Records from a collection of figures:
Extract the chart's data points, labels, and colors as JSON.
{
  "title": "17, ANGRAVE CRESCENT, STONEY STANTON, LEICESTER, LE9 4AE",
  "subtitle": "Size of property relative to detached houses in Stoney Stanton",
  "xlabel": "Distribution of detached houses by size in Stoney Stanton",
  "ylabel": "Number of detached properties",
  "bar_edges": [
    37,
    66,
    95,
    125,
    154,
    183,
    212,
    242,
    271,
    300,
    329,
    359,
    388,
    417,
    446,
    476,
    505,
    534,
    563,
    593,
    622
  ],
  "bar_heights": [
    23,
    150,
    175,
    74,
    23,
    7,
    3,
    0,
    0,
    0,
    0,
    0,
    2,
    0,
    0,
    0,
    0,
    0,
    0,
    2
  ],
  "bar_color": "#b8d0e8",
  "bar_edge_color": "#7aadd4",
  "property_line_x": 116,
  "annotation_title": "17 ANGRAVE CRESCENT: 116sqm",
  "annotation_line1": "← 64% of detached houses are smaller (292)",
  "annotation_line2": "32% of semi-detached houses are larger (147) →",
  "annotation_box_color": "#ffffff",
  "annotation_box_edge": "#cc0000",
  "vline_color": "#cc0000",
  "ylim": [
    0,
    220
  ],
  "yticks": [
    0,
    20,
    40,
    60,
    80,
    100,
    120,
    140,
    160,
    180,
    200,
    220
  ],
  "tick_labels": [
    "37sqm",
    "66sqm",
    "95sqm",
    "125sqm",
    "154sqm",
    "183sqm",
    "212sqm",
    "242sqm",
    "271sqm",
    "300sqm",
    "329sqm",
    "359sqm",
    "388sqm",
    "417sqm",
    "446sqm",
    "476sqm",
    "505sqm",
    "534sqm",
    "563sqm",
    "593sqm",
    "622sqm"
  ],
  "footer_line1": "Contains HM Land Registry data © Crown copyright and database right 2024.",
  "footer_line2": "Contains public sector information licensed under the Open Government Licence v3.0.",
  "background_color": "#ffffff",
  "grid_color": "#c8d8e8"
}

**WHAT YOU NEED TO DO**
Lines containing "CRESCENT" are to be counted. State the total and add nothing.

**WRITTEN RESPONSE**
2